YOUR OBJECTIVE
Print out the entries below with no edits.

INPUT DATA
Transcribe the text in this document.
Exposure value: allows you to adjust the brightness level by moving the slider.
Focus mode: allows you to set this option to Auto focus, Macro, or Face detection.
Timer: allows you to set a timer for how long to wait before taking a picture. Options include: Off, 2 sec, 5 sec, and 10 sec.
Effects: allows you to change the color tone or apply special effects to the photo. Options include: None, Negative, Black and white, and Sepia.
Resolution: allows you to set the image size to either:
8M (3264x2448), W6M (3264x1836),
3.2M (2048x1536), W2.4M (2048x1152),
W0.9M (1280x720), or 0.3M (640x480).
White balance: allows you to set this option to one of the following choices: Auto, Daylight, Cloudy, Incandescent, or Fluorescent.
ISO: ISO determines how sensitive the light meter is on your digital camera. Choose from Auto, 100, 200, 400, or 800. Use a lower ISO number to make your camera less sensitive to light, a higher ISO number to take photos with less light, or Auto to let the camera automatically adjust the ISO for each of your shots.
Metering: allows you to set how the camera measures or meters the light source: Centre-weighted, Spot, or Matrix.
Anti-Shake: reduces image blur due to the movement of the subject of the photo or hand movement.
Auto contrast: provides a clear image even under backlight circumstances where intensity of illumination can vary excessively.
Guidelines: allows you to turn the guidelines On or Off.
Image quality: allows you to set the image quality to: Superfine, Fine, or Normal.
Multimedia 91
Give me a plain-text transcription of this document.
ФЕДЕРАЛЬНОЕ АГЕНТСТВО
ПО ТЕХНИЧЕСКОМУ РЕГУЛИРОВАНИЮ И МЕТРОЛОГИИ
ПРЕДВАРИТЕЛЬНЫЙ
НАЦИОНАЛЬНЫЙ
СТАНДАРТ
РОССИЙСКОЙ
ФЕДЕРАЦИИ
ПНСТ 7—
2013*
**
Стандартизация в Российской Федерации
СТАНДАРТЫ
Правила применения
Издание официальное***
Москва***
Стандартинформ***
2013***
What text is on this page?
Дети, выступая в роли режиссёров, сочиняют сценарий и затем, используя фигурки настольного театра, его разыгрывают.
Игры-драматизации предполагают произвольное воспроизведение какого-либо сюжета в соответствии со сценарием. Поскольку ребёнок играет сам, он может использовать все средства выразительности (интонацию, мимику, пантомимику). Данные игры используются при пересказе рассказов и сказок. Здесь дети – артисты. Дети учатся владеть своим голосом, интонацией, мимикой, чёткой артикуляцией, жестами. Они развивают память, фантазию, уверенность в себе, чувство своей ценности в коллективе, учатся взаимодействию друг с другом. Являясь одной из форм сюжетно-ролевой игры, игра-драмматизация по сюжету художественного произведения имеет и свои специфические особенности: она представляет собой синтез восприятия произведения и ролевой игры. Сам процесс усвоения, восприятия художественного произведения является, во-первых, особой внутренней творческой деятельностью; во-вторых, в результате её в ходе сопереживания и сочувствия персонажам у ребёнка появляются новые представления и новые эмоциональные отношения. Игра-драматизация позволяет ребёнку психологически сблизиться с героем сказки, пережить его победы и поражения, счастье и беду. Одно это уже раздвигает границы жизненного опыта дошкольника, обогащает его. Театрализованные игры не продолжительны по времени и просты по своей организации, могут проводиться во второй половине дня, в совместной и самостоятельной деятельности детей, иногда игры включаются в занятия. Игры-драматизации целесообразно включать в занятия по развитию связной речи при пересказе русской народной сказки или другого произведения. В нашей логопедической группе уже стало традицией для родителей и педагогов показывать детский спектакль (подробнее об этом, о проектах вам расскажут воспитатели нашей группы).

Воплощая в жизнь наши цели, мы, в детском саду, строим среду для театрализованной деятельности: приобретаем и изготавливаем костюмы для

EXPECTED ANSWER
Transcribe the text in this document.
Exposure value: allows you to adjust the brightness level by moving the slider.
Focus mode: allows you to set this option to Auto focus, Macro, or Face detection.
Timer: allows you to set a timer for how long to wait before taking a picture. Options include: Off, 2 sec, 5 sec, and 10 sec.
Effects: allows you to change the color tone or apply special effects to the photo. Options include: None, Negative, Black and white, and Sepia.
Resolution: allows you to set the image size to either:
8M (3264x2448), W6M (3264x1836),
3.2M (2048x1536), W2.4M (2048x1152),
W0.9M (1280x720), or 0.3M (640x480).
White balance: allows you to set this option to one of the following choices: Auto, Daylight, Cloudy, Incandescent, or Fluorescent.
ISO: ISO determines how sensitive the light meter is on your digital camera. Choose from Auto, 100, 200, 400, or 800. Use a lower ISO number to make your camera less sensitive to light, a higher ISO number to take photos with less light, or Auto to let the camera automatically adjust the ISO for each of your shots.
Metering: allows you to set how the camera measures or meters the light source: Centre-weighted, Spot, or Matrix.
Anti-Shake: reduces image blur due to the movement of the subject of the photo or hand movement.
Auto contrast: provides a clear image even under backlight circumstances where intensity of illumination can vary excessively.
Guidelines: allows you to turn the guidelines On or Off.
Image quality: allows you to set the image quality to: Superfine, Fine, or Normal.
Multimedia 91
Give me a plain-text transcription of this document.
ФЕДЕРАЛЬНОЕ АГЕНТСТВО
ПО ТЕХНИЧЕСКОМУ РЕГУЛИРОВАНИЮ И МЕТРОЛОГИИ
ПРЕДВАРИТЕЛЬНЫЙ
НАЦИОНАЛЬНЫЙ
СТАНДАРТ
РОССИЙСКОЙ
ФЕДЕРАЦИИ
ПНСТ 7—
2013*
**
Стандартизация в Российской Федерации
СТАНДАРТЫ
Правила применения
Издание официальное***
Москва***
Стандартинформ***
2013***
What text is on this page?
Дети, выступая в роли режиссёров, сочиняют сценарий и затем, используя фигурки настольного театра, его разыгрывают.
Игры-драматизации предполагают произвольное воспроизведение какого-либо сюжета в соответствии со сценарием. Поскольку ребёнок играет сам, он может использовать все средства выразительности (интонацию, мимику, пантомимику). Данные игры используются при пересказе рассказов и сказок. Здесь дети – артисты. Дети учатся владеть своим голосом, интонацией, мимикой, чёткой артикуляцией, жестами. Они развивают память, фантазию, уверенность в себе, чувство своей ценности в коллективе, учатся взаимодействию друг с другом. Являясь одной из форм сюжетно-ролевой игры, игра-драмматизация по сюжету художественного произведения имеет и свои специфические особенности: она представляет собой синтез восприятия произведения и ролевой игры. Сам процесс усвоения, восприятия художественного произведения является, во-первых, особой внутренней творческой деятельностью; во-вторых, в результате её в ходе сопереживания и сочувствия персонажам у ребёнка появляются новые представления и новые эмоциональные отношения. Игра-драматизация позволяет ребёнку психологически сблизиться с героем сказки, пережить его победы и поражения, счастье и беду. Одно это уже раздвигает границы жизненного опыта дошкольника, обогащает его. Театрализованные игры не продолжительны по времени и просты по своей организации, могут проводиться во второй половине дня, в совместной и самостоятельной деятельности детей, иногда игры включаются в занятия. Игры-драматизации целесообразно включать в занятия по развитию связной речи при пересказе русской народной сказки или другого произведения. В нашей логопедической группе уже стало традицией для родителей и педагогов показывать детский спектакль (подробнее об этом, о проектах вам расскажут воспитатели нашей группы).

Воплощая в жизнь наши цели, мы, в детском саду, строим среду для театрализованной деятельности: приобретаем и изготавливаем костюмы для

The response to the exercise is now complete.